Turn the listing into a numbered list, starting at the line that contains "- time-label: 1000 ns: [585, 1022, 667, 1051]" and running through the last line of the listing, both included. Leave out any blank lines.

Boxed element listing:
* Begin *
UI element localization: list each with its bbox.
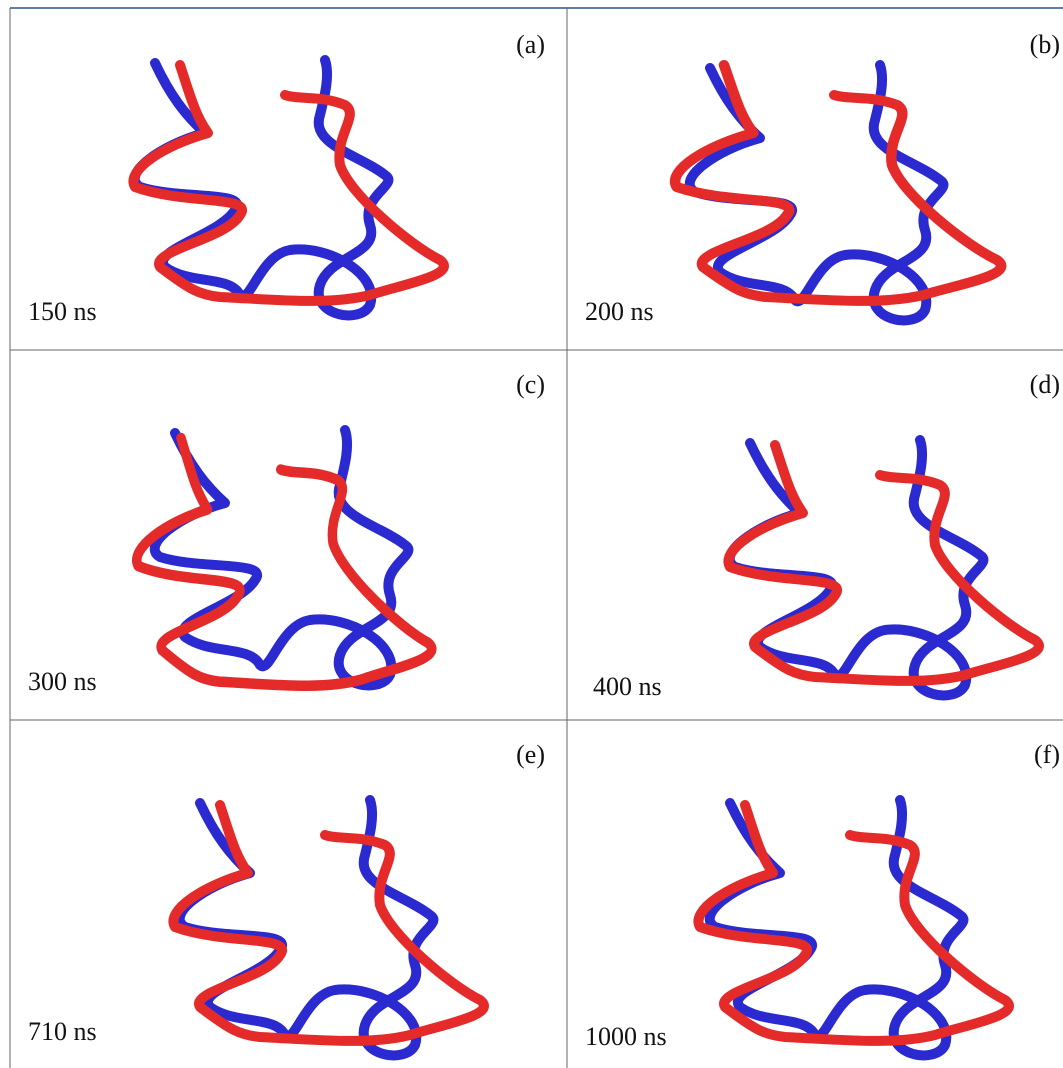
- time-label: 1000 ns: [585, 1022, 667, 1051]
- panel-label: (f): [1034, 740, 1060, 769]
- time-label: 150 ns: [28, 297, 97, 326]
- panel: (e) 710 ns: [28, 740, 545, 1055]
- panel: (c) 300 ns: [28, 370, 545, 696]
- panel-label: (b): [1030, 30, 1060, 59]
- panel: (a) 150 ns: [28, 30, 545, 326]
- time-label: 400 ns: [593, 672, 662, 701]
- panel-label: (d): [1030, 370, 1060, 399]
- time-label: 710 ns: [28, 1017, 97, 1046]
- time-label: 300 ns: [28, 667, 97, 696]
- panel-label: (e): [516, 740, 545, 769]
- panel-label: (a): [516, 30, 545, 59]
- structure-blue: [710, 800, 964, 1055]
- panel: (b) 200 ns: [585, 30, 1060, 326]
- panel-label: (c): [516, 370, 545, 399]
- panel: (f) 1000 ns: [585, 740, 1060, 1055]
- time-label: 200 ns: [585, 297, 654, 326]
- panel: (d) 400 ns: [593, 370, 1060, 701]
* End *
Answer to this problem:
1. - time-label: 1000 ns: [585, 1022, 667, 1051]
2. - panel-label: (f): [1034, 740, 1060, 769]
3. - time-label: 150 ns: [28, 297, 97, 326]
4. - panel: (e) 710 ns: [28, 740, 545, 1055]
5. - panel: (c) 300 ns: [28, 370, 545, 696]
6. - panel-label: (b): [1030, 30, 1060, 59]
7. - panel: (a) 150 ns: [28, 30, 545, 326]
8. - time-label: 400 ns: [593, 672, 662, 701]
9. - panel-label: (d): [1030, 370, 1060, 399]
10. - time-label: 710 ns: [28, 1017, 97, 1046]
11. - time-label: 300 ns: [28, 667, 97, 696]
12. - panel-label: (e): [516, 740, 545, 769]
13. - panel-label: (a): [516, 30, 545, 59]
14. - structure-blue: [710, 800, 964, 1055]
15. - panel: (b) 200 ns: [585, 30, 1060, 326]
16. - panel-label: (c): [516, 370, 545, 399]
17. - panel: (f) 1000 ns: [585, 740, 1060, 1055]
18. - time-label: 200 ns: [585, 297, 654, 326]
19. - panel: (d) 400 ns: [593, 370, 1060, 701]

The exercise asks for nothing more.